• [EXERCISE AIM] Show every line containing "data" by copying it.

========================================

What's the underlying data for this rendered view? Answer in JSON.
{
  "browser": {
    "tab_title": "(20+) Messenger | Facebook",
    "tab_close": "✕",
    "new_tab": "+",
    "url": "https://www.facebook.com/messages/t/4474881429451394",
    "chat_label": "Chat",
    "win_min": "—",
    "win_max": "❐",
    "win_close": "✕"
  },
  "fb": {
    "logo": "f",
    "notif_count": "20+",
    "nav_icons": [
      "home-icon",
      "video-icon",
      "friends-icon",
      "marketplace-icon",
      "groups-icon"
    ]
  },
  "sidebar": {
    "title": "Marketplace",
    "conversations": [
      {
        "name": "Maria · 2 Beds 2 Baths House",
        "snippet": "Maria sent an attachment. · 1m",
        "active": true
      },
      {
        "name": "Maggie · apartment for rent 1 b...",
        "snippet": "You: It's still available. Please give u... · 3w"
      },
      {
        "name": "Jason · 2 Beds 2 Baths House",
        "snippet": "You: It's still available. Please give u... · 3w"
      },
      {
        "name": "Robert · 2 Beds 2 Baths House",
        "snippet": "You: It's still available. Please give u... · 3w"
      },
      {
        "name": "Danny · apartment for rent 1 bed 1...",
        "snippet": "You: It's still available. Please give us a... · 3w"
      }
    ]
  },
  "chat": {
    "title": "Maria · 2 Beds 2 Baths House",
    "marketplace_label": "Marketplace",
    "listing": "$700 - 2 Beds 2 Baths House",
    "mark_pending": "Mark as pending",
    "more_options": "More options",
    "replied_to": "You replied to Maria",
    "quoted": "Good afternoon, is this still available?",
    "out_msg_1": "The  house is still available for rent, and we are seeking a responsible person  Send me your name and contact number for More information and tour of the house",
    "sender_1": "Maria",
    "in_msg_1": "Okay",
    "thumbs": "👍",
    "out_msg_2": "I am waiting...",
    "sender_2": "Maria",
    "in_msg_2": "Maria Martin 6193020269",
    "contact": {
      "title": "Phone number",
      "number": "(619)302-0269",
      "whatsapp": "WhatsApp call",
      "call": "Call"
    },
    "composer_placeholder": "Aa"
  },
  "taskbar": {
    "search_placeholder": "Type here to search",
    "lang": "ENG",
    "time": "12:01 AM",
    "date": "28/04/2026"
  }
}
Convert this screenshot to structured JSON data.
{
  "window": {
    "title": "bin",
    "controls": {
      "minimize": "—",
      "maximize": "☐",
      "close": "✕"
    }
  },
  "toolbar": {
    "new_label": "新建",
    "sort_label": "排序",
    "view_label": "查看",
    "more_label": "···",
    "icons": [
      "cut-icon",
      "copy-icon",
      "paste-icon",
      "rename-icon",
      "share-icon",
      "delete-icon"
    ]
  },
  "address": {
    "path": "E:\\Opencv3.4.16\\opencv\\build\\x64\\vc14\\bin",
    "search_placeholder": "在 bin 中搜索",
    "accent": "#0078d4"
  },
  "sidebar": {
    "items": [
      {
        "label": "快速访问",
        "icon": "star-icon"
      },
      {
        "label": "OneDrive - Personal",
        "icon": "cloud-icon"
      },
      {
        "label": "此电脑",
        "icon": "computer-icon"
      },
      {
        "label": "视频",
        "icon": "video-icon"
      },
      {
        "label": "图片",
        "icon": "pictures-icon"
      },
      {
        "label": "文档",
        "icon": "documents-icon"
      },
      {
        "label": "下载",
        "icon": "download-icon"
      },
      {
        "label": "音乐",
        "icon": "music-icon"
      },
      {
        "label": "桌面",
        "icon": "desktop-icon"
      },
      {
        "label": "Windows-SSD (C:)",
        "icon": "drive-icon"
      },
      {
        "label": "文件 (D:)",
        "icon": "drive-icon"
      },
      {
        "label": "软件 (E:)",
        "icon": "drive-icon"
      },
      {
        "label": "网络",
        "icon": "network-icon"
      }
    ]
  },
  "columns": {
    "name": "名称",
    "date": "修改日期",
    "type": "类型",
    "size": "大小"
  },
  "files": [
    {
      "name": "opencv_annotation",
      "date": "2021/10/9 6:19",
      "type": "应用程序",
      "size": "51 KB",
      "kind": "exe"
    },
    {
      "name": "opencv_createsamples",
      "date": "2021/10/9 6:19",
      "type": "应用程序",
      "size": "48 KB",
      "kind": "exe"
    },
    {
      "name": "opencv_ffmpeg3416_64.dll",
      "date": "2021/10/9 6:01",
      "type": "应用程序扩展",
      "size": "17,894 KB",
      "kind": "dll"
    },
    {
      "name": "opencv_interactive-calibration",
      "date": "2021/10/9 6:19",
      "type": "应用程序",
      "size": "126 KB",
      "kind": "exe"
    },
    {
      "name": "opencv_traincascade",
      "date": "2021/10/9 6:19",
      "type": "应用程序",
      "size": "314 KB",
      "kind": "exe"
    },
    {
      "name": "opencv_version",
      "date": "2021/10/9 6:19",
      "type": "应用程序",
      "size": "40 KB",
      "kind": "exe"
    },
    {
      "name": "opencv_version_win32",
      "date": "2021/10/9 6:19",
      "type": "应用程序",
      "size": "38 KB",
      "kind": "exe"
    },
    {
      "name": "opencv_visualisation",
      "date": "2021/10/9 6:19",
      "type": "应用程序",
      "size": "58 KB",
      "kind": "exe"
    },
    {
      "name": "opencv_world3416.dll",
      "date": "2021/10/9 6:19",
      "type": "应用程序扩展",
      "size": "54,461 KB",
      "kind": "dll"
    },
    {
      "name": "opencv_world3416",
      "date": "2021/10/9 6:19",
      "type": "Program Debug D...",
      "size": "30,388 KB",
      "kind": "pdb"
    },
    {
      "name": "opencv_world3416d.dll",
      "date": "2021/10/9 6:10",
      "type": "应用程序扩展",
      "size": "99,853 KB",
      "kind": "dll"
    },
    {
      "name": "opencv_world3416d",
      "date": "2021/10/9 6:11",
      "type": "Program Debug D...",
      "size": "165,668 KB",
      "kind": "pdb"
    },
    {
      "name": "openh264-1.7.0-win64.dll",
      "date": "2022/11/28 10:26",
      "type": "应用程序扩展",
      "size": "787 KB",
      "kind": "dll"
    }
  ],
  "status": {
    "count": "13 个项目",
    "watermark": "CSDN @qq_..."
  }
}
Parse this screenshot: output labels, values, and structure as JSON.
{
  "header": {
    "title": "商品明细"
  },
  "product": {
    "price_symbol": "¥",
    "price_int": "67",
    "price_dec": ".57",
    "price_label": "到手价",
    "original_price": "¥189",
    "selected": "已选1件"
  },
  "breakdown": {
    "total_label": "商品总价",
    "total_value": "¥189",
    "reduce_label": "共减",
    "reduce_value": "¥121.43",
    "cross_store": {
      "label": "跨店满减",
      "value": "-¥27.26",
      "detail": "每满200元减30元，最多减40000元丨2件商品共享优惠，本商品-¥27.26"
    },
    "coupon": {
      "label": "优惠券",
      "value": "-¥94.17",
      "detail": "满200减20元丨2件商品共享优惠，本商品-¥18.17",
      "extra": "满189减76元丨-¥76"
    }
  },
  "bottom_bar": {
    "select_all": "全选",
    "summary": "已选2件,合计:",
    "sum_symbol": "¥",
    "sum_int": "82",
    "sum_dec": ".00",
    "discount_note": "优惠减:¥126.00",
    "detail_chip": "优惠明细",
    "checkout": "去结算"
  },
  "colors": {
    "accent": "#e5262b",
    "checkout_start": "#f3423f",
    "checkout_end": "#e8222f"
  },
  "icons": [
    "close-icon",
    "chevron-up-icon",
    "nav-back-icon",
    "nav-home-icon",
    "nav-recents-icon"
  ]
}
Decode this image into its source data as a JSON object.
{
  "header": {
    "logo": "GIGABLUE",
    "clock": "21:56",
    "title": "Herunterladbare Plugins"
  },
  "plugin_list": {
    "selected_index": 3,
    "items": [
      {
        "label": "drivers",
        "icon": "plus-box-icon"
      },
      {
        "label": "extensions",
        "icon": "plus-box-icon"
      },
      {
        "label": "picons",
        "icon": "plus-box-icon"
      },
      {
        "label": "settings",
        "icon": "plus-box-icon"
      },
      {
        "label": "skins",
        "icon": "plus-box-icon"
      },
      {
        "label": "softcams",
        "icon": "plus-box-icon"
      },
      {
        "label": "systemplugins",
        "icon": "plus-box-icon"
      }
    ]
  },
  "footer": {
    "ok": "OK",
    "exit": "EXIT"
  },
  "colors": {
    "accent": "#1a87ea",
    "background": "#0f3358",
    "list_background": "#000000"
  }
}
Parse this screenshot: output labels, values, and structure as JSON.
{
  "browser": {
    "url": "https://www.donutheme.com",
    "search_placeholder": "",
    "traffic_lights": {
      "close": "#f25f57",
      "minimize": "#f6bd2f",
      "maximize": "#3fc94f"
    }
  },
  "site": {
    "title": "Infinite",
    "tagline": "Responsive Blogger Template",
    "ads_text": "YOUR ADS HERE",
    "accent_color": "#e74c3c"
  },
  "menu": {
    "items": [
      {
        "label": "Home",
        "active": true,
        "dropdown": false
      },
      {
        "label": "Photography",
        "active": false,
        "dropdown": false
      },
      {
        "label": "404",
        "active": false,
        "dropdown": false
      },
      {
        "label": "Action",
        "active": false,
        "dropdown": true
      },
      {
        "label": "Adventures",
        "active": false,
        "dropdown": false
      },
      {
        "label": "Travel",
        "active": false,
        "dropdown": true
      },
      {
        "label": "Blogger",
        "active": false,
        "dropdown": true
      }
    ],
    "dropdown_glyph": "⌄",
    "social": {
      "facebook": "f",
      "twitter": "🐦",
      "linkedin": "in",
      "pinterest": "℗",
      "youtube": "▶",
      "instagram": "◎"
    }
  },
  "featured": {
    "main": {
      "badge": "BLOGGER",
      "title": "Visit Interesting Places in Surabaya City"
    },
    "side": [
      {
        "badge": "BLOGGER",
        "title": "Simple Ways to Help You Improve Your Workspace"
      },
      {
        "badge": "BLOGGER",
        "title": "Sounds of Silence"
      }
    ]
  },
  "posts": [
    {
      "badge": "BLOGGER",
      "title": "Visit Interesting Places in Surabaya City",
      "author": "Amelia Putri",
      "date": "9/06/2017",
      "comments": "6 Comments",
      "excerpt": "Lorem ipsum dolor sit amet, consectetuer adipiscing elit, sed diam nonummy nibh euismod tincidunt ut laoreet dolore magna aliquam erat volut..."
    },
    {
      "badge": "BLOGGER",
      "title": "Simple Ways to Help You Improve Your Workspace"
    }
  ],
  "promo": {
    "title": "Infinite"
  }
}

========================================

• [COMPLETED EXERCISE]
What's the underlying data for this rendered view? Answer in JSON.
Convert this screenshot to structured JSON data.
Decode this image into its source data as a JSON object.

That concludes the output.